-- What is expected --
Write out each line from the data below that includes the word "TSKF".

-- Provided data --
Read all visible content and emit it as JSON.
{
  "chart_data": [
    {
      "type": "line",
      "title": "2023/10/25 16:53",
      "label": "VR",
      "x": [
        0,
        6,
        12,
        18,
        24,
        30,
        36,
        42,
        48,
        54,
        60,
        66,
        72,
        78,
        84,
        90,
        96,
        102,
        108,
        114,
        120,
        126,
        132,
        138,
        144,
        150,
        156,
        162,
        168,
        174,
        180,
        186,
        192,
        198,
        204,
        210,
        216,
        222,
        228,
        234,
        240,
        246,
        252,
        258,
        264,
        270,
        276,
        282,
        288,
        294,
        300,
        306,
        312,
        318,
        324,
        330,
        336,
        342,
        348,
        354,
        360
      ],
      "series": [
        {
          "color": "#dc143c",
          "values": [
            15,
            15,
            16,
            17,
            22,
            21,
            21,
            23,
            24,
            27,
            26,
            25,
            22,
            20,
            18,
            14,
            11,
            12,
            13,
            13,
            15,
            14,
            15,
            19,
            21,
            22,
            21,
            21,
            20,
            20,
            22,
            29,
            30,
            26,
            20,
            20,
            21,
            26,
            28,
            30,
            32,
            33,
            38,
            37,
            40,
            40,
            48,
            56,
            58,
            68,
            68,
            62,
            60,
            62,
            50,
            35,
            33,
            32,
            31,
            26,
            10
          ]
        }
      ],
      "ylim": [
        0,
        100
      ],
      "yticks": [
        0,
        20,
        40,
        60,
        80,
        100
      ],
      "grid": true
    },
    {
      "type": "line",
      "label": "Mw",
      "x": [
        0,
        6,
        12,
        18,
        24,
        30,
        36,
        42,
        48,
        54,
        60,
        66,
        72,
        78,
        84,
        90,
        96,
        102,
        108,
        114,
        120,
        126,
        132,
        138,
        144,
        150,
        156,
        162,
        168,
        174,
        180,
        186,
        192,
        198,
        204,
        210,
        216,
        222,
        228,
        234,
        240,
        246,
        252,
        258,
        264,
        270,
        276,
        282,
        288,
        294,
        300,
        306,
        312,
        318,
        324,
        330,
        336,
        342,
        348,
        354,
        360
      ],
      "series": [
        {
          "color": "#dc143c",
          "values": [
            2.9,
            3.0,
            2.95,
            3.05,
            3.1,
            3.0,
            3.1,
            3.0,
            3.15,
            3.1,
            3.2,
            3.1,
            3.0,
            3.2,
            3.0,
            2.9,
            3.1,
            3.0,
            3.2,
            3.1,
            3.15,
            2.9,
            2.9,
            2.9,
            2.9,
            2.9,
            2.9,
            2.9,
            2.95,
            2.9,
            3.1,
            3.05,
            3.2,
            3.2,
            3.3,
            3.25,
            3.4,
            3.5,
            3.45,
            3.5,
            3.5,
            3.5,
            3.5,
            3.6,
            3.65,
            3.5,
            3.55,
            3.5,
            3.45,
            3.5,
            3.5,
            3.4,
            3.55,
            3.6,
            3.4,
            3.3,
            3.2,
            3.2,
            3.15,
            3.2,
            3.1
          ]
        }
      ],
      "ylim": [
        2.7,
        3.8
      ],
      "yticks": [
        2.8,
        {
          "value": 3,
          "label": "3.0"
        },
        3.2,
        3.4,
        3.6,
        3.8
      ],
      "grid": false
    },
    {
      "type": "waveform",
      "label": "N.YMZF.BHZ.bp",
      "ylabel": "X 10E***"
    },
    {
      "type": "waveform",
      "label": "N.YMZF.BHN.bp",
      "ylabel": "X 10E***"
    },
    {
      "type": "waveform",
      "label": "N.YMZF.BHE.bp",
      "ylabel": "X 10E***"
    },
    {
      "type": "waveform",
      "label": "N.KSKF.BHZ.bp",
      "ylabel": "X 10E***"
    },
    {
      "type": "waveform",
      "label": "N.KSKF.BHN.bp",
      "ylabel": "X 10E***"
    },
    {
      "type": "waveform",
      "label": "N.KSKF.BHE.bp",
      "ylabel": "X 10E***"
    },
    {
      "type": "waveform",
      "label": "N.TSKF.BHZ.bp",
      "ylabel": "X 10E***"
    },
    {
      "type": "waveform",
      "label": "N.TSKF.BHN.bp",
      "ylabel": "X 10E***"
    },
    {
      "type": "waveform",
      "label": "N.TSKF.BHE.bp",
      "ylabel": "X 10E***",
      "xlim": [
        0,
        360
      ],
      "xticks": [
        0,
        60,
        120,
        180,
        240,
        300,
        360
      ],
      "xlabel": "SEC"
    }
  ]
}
==
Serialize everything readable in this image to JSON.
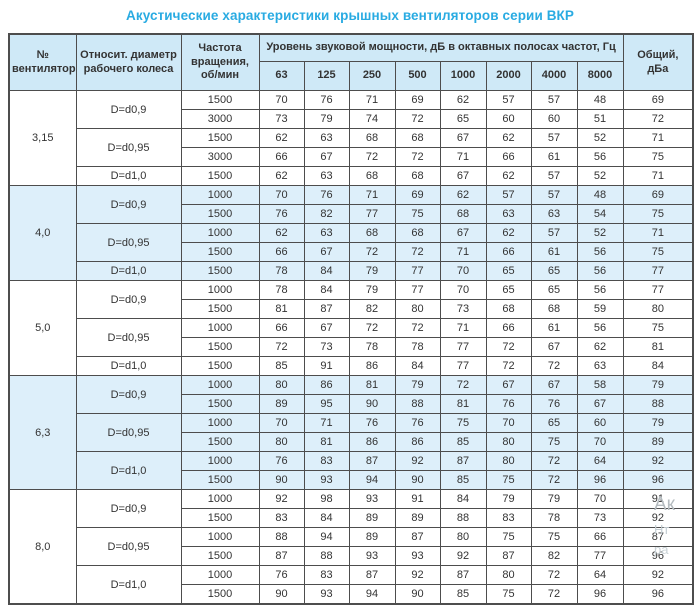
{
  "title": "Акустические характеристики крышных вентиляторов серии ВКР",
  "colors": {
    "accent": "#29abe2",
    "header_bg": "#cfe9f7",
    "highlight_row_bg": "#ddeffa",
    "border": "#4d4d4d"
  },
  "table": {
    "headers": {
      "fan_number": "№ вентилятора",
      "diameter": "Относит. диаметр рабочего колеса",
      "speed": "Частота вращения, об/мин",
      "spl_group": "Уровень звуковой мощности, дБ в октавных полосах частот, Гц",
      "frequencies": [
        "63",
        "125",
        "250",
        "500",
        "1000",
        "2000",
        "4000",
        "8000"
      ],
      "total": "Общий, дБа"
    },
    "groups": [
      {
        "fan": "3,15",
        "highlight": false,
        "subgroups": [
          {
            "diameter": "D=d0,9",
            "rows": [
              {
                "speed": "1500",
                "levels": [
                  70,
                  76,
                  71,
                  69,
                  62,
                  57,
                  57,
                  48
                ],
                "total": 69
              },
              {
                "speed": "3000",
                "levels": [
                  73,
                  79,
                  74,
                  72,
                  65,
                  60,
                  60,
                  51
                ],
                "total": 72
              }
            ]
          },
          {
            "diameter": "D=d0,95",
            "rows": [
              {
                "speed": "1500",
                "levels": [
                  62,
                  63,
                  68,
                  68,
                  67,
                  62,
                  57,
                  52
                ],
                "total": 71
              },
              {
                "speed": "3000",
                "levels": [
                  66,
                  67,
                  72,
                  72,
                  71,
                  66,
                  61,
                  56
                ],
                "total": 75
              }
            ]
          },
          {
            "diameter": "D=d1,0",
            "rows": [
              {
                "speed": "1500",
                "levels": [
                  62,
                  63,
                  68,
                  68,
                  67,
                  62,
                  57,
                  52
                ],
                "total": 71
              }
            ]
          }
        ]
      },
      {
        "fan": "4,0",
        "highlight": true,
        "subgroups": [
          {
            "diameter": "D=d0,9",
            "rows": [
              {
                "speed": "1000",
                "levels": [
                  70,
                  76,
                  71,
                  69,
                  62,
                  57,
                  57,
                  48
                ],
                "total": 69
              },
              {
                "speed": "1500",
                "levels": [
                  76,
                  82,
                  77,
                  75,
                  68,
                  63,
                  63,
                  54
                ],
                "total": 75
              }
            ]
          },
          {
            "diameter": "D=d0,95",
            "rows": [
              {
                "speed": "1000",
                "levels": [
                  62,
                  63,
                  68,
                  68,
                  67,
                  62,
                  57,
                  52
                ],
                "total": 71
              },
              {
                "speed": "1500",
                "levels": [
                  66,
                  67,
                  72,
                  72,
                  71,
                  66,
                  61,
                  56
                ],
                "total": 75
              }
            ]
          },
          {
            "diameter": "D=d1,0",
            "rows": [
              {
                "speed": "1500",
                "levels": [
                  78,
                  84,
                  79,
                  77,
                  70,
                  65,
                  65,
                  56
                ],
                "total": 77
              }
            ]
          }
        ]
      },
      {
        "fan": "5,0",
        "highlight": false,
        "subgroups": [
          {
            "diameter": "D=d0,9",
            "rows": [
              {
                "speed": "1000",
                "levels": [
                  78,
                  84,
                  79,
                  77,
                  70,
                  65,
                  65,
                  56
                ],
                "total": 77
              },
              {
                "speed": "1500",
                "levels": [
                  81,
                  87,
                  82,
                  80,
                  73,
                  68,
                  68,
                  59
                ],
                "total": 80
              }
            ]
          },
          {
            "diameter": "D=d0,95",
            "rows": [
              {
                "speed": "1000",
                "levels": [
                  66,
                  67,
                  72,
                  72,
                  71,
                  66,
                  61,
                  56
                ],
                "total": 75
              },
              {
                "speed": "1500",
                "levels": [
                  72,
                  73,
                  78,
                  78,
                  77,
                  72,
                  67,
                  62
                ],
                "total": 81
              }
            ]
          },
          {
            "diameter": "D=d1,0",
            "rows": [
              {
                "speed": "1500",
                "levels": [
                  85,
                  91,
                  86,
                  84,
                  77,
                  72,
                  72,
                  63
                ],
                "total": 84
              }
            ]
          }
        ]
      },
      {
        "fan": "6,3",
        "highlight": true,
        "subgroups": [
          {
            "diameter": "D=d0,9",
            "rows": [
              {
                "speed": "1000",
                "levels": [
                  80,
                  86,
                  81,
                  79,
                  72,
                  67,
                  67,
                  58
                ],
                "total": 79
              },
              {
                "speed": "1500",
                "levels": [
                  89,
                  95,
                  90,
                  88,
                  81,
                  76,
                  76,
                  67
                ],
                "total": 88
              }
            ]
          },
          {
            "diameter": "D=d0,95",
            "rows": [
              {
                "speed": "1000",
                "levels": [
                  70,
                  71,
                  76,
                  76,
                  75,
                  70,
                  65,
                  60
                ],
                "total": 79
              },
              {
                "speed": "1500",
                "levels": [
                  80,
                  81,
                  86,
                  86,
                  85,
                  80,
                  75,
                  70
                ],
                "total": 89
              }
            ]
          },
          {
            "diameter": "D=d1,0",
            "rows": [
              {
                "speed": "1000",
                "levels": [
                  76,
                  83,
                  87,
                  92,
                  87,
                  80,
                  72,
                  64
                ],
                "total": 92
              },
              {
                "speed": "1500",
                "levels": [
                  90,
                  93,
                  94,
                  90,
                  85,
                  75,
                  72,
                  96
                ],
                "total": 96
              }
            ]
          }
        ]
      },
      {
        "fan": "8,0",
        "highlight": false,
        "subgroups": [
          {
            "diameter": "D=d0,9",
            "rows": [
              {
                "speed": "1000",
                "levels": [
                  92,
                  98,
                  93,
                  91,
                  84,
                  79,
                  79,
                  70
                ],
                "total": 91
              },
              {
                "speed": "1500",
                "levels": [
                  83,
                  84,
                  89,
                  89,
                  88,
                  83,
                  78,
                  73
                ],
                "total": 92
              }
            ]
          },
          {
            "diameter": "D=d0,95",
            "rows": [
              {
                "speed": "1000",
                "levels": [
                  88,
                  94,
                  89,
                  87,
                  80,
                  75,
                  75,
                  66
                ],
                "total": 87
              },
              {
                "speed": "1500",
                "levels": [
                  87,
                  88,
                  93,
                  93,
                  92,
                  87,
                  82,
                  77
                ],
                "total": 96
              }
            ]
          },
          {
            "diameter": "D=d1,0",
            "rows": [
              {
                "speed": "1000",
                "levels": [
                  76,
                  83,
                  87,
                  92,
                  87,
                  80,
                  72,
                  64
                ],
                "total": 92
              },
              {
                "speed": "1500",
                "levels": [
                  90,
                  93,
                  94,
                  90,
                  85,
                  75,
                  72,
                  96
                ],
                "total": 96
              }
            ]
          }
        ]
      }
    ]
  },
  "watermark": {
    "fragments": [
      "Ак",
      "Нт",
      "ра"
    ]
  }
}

-- Result of this exercise --
      "label": "N.TSKF.BHZ.bp",
      "label": "N.TSKF.BHN.bp",
      "label": "N.TSKF.BHE.bp",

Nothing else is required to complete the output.